From the listing below, tally the lines that include "Average". Return only the total.
◇ ◇ ◇ ◇
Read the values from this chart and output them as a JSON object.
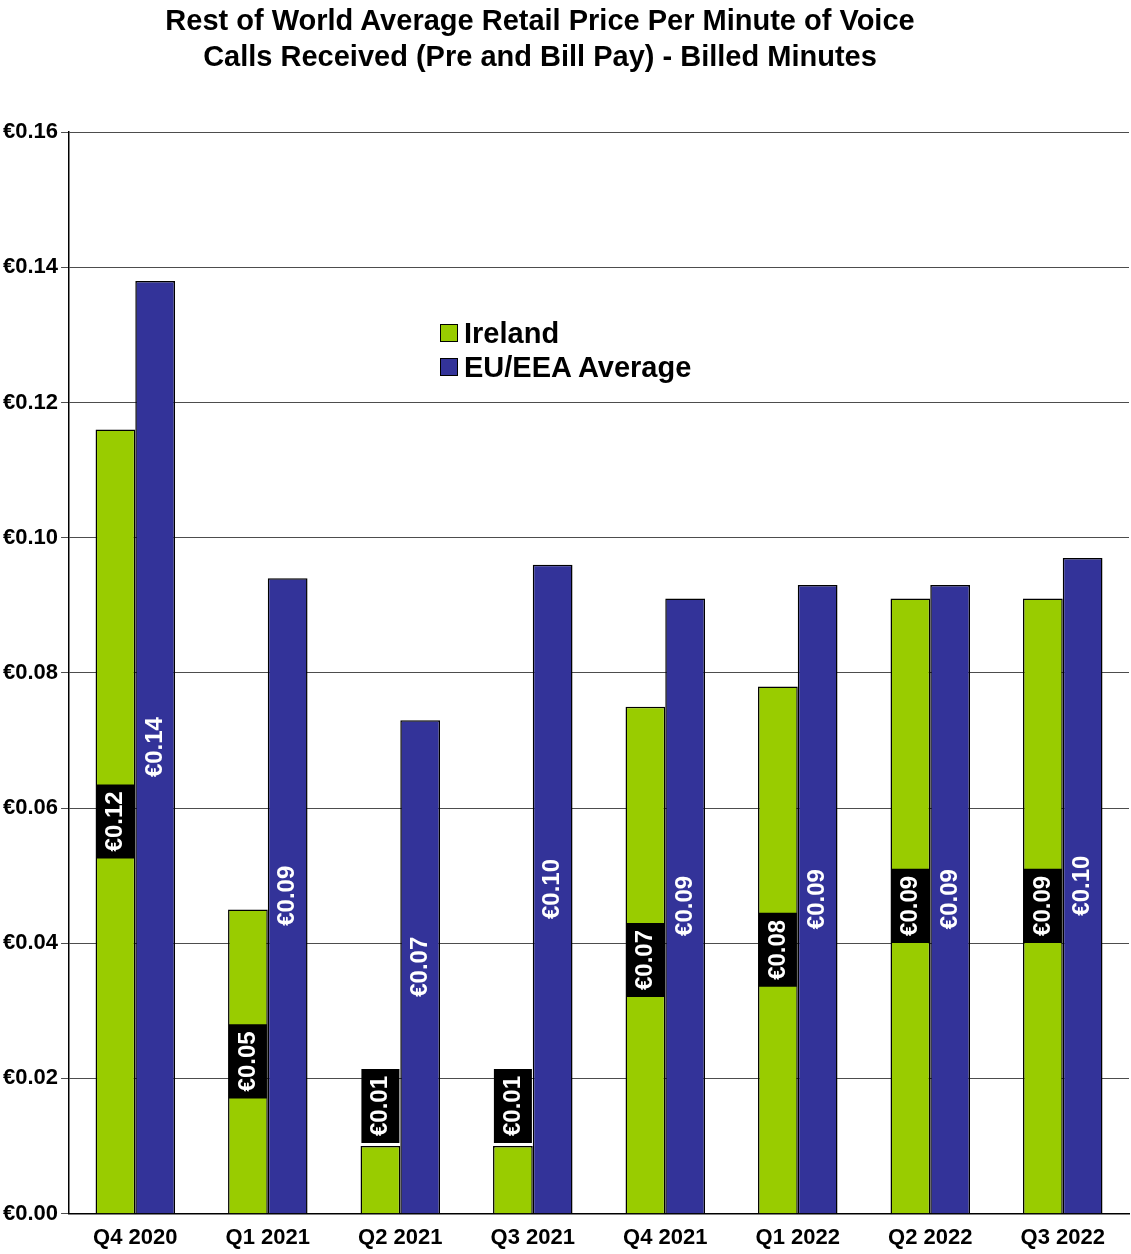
{
  "chart_data": {
    "type": "bar",
    "title": "Rest of World Average Retail Price Per Minute of Voice Calls Received (Pre and Bill Pay) - Billed Minutes",
    "categories": [
      "Q4 2020",
      "Q1 2021",
      "Q2 2021",
      "Q3 2021",
      "Q4 2021",
      "Q1 2022",
      "Q2 2022",
      "Q3 2022"
    ],
    "series": [
      {
        "name": "Ireland",
        "color": "#99cc00",
        "values": [
          0.116,
          0.045,
          0.01,
          0.01,
          0.075,
          0.078,
          0.091,
          0.091
        ],
        "value_labels": [
          "€0.12",
          "€0.05",
          "€0.01",
          "€0.01",
          "€0.07",
          "€0.08",
          "€0.09",
          "€0.09"
        ]
      },
      {
        "name": "EU/EEA Average",
        "color": "#333399",
        "values": [
          0.138,
          0.094,
          0.073,
          0.096,
          0.091,
          0.093,
          0.093,
          0.097
        ],
        "value_labels": [
          "€0.14",
          "€0.09",
          "€0.07",
          "€0.10",
          "€0.09",
          "€0.09",
          "€0.09",
          "€0.10"
        ]
      }
    ],
    "ylim": [
      0,
      0.16
    ],
    "yticks": [
      {
        "value": 0,
        "label": "€0.00"
      },
      {
        "value": 0.02,
        "label": "€0.02"
      },
      {
        "value": 0.04,
        "label": "€0.04"
      },
      {
        "value": 0.06,
        "label": "€0.06"
      },
      {
        "value": 0.08,
        "label": "€0.08"
      },
      {
        "value": 0.1,
        "label": "€0.10"
      },
      {
        "value": 0.12,
        "label": "€0.12"
      },
      {
        "value": 0.14,
        "label": "€0.14"
      },
      {
        "value": 0.16,
        "label": "€0.16"
      }
    ],
    "grid": "y",
    "legend": "top"
  }
}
◇ ◇ ◇ ◇
## Written reply
2